**TASK GOAL**
Using the records below, report how many lines hold "this", with no extra text.

——

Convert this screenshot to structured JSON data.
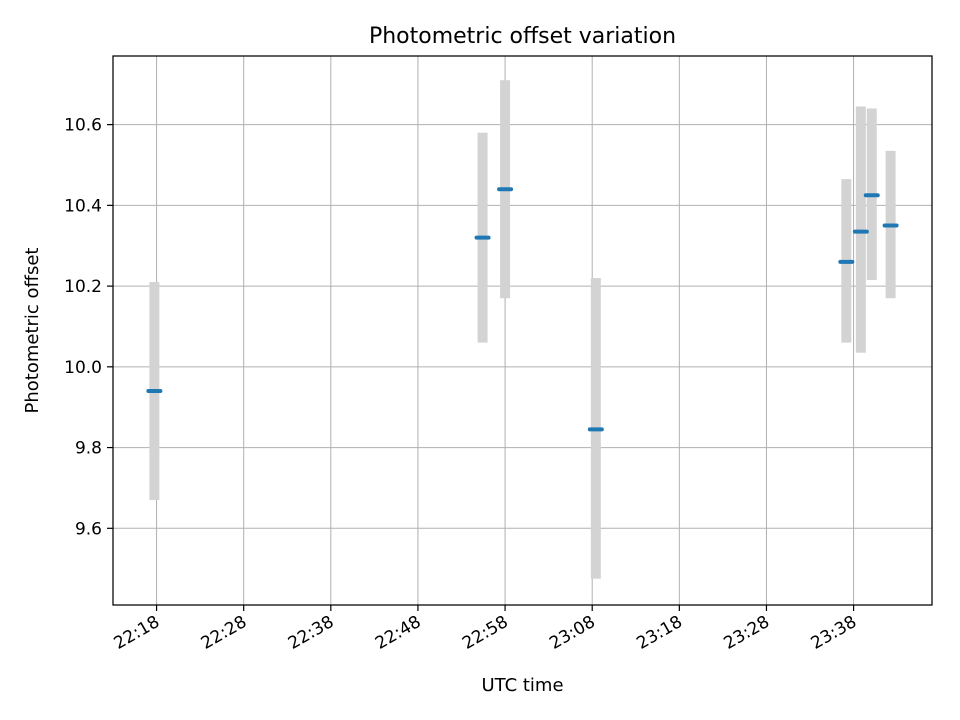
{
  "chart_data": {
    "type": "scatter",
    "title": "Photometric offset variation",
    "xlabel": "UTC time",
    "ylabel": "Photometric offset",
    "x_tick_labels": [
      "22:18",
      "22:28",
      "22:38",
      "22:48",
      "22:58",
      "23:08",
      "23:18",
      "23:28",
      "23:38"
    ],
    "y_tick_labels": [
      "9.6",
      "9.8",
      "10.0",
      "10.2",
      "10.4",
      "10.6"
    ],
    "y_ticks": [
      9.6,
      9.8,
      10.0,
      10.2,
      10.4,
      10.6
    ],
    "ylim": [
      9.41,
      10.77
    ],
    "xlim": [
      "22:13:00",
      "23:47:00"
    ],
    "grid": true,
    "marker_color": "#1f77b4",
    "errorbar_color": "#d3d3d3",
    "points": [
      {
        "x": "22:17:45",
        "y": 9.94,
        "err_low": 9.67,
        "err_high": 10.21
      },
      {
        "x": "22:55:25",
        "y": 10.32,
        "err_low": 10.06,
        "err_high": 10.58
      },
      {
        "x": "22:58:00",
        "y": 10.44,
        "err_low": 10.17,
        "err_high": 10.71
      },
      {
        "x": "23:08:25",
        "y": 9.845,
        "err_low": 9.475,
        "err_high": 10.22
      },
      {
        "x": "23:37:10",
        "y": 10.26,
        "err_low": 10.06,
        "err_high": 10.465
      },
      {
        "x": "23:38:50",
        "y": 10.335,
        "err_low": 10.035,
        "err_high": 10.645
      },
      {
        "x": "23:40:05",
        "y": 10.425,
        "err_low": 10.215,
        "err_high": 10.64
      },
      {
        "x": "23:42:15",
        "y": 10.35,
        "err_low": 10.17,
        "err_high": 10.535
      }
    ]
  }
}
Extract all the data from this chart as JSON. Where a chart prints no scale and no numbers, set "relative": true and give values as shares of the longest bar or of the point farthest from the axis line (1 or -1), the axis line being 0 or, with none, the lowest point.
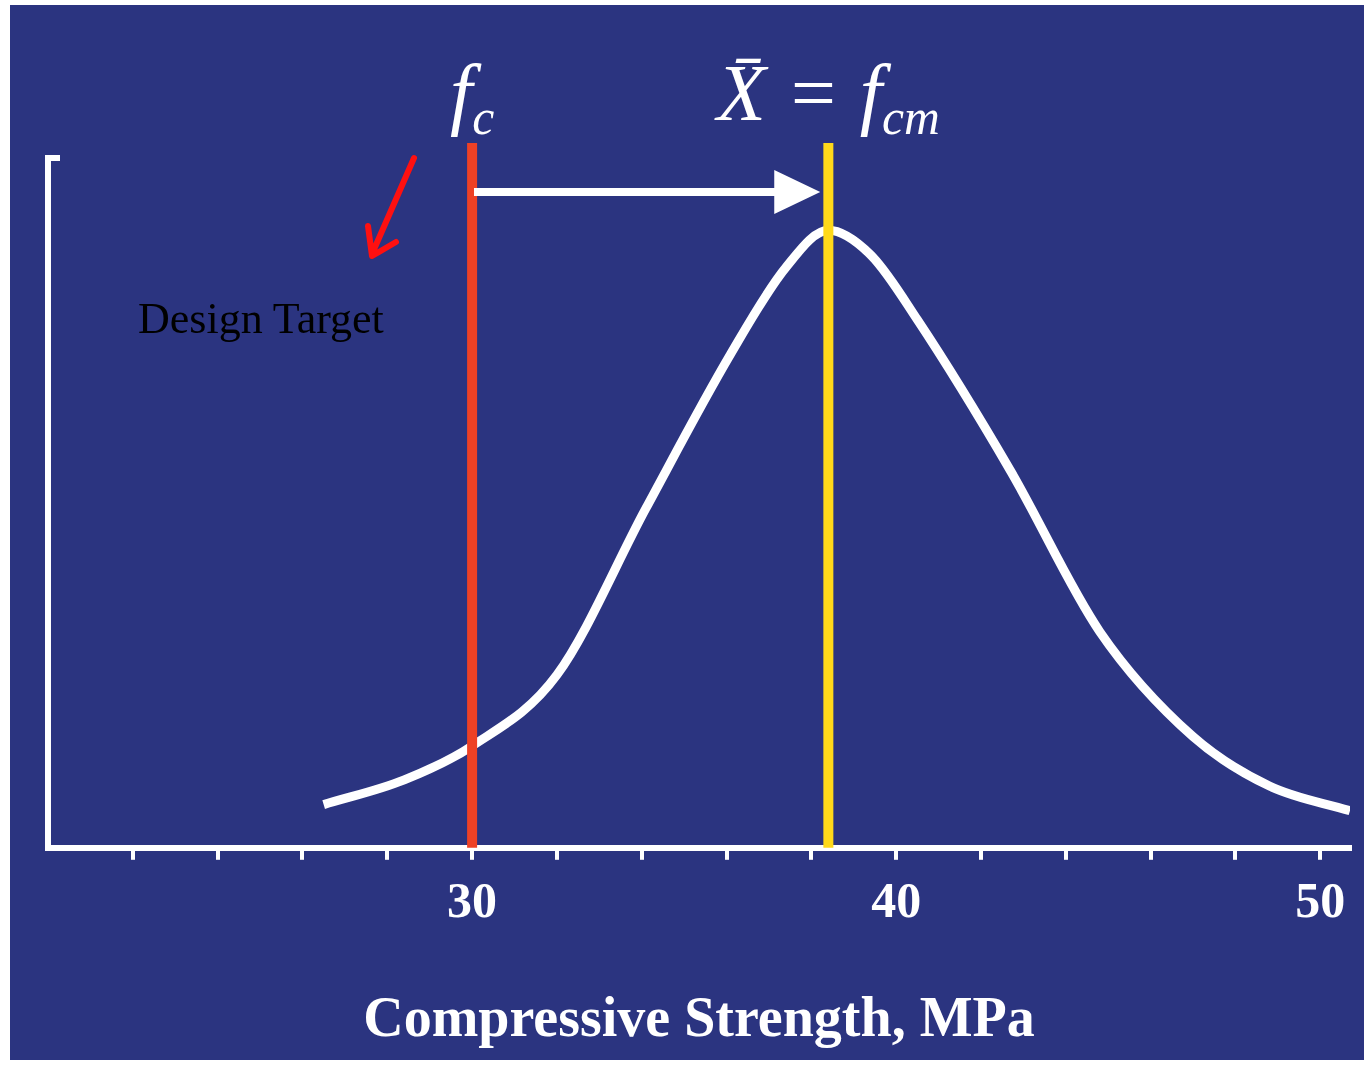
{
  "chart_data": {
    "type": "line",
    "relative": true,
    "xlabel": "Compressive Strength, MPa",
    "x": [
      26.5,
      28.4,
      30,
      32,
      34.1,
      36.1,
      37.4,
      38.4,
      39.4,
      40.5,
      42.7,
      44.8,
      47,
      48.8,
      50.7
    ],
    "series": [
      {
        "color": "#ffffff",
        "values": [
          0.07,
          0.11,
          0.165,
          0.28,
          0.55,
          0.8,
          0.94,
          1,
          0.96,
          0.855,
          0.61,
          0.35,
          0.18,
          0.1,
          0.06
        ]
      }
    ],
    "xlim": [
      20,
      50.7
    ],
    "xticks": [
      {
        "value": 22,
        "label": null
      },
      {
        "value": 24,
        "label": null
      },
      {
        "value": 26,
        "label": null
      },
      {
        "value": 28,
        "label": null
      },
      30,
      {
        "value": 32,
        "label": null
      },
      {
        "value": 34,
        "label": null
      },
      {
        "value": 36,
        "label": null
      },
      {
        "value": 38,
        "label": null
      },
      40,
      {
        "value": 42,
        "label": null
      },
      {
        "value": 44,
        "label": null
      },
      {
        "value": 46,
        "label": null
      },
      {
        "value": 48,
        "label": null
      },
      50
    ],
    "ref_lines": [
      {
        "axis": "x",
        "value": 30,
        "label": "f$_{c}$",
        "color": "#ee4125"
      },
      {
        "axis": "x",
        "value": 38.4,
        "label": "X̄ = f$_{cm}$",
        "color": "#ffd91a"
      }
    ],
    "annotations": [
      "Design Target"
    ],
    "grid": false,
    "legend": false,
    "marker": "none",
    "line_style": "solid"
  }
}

——

**ANSWER FOR THE TASK**
2